Task objective: How many lines of the records hold the string "Output"? Reply with the number alone.

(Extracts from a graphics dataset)
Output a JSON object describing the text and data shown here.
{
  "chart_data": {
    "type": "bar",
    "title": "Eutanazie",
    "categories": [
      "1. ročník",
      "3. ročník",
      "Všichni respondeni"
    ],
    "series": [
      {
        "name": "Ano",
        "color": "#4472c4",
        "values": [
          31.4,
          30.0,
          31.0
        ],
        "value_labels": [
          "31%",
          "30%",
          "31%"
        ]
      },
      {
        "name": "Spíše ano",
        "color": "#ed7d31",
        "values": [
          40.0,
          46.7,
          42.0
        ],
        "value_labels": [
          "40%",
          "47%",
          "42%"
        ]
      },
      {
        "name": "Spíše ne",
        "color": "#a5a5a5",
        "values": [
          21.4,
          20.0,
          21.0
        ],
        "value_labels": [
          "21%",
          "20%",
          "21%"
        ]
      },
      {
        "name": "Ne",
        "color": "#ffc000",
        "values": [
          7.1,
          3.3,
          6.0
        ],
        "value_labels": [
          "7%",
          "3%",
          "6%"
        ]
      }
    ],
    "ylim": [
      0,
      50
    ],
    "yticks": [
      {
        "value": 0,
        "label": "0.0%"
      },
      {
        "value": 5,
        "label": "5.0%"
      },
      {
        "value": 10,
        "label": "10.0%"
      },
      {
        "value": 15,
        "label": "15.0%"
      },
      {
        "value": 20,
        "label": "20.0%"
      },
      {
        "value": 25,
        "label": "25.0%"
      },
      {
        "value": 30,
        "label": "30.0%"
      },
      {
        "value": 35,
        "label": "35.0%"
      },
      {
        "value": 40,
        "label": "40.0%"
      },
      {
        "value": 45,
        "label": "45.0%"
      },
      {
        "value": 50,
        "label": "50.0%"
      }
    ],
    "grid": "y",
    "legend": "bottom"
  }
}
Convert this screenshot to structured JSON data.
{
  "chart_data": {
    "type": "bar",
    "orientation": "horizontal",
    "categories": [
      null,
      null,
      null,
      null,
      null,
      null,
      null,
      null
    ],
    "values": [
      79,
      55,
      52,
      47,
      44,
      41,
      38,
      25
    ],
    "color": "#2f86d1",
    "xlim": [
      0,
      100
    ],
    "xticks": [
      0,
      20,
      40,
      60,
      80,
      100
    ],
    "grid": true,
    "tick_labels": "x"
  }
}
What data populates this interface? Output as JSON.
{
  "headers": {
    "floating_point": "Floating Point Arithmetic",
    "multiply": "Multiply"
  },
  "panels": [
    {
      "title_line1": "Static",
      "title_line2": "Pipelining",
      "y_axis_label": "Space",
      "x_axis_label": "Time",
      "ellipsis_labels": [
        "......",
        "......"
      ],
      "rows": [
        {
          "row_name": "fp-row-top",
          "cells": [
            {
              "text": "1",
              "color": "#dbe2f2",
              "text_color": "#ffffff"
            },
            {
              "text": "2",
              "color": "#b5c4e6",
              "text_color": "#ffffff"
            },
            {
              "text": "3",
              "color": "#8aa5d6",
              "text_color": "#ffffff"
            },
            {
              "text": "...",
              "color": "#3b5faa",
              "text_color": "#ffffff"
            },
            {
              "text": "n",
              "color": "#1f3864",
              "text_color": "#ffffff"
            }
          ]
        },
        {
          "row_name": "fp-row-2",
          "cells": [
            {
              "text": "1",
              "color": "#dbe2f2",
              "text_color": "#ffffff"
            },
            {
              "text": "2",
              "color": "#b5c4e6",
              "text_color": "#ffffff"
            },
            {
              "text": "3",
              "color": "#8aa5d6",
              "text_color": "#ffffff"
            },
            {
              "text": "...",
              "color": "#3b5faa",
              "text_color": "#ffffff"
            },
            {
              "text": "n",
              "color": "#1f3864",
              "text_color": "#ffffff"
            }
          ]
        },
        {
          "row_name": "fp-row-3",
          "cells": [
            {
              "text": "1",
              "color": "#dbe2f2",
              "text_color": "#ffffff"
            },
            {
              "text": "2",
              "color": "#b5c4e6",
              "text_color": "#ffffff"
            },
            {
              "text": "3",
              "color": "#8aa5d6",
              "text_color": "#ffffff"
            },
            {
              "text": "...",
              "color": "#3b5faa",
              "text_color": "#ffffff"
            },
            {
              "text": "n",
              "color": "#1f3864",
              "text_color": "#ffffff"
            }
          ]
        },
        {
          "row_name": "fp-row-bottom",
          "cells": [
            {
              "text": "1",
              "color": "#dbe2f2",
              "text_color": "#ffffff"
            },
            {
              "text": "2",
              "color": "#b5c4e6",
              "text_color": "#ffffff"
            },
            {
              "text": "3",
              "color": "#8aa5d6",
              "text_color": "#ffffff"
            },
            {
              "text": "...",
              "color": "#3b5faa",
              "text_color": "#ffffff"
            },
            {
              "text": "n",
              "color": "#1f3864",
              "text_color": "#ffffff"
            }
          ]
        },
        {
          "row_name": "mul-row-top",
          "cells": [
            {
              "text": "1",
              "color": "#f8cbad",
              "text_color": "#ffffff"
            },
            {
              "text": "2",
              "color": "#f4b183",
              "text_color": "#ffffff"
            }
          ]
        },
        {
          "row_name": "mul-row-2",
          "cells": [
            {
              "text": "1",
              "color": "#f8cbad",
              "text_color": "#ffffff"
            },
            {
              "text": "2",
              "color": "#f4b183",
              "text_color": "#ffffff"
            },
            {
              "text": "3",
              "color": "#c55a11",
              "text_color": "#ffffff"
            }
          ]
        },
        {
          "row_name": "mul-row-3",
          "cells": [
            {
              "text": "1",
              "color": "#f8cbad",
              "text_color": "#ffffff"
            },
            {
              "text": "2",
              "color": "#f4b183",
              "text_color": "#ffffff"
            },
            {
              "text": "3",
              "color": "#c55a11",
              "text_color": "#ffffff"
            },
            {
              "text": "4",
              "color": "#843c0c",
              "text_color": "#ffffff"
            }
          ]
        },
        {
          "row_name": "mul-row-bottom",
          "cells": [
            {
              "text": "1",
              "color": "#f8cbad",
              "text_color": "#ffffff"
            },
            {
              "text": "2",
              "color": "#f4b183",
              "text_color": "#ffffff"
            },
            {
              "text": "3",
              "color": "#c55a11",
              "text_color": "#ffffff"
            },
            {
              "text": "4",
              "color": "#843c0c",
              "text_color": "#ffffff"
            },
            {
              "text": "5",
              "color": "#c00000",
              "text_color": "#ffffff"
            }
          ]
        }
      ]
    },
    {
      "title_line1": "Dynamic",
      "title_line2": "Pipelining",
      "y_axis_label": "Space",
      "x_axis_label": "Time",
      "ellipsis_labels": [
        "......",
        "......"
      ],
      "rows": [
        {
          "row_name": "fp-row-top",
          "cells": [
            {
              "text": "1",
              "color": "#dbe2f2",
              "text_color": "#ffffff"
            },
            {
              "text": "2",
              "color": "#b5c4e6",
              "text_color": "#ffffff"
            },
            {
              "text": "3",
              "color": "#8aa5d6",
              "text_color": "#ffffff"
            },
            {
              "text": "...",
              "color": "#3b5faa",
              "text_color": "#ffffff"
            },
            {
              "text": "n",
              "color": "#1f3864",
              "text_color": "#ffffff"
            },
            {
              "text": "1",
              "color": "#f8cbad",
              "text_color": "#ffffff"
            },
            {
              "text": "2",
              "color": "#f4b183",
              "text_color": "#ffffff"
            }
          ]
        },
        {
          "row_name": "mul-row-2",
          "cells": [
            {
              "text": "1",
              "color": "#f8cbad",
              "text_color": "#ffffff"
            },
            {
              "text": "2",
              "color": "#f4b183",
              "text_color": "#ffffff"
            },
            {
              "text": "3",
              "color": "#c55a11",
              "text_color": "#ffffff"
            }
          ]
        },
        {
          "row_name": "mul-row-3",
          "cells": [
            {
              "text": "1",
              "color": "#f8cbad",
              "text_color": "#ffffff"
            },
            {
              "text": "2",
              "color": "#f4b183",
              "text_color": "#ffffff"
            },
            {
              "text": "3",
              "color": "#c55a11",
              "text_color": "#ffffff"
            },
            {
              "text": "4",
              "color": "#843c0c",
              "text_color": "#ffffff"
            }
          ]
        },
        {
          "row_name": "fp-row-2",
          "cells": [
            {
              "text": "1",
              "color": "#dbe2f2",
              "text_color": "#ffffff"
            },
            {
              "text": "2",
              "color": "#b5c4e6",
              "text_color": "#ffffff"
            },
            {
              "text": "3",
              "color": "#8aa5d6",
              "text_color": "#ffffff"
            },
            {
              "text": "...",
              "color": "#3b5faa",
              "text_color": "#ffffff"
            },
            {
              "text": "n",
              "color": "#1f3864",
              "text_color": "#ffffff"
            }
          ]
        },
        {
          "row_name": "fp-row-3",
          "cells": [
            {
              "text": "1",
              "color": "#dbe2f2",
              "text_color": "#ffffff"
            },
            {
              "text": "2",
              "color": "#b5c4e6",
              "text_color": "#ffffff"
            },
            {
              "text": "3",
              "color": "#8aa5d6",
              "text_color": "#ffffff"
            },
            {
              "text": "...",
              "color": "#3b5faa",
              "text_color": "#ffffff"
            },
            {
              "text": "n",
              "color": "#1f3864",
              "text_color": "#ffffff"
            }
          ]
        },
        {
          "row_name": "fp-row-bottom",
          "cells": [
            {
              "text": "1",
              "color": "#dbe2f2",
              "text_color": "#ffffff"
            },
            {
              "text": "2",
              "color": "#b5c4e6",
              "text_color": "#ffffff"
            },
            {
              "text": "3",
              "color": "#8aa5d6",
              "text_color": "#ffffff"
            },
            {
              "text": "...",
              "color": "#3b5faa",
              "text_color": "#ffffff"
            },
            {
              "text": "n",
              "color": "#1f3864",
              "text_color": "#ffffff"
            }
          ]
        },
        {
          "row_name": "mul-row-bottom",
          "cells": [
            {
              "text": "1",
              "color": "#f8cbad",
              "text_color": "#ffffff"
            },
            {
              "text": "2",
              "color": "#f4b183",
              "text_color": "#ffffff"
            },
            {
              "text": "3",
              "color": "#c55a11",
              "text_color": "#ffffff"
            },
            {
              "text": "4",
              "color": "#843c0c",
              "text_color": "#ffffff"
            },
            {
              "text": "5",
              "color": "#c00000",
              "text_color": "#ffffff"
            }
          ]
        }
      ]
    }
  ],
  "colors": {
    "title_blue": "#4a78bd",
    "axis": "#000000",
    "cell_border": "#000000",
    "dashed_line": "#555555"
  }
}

Answer to the task: 2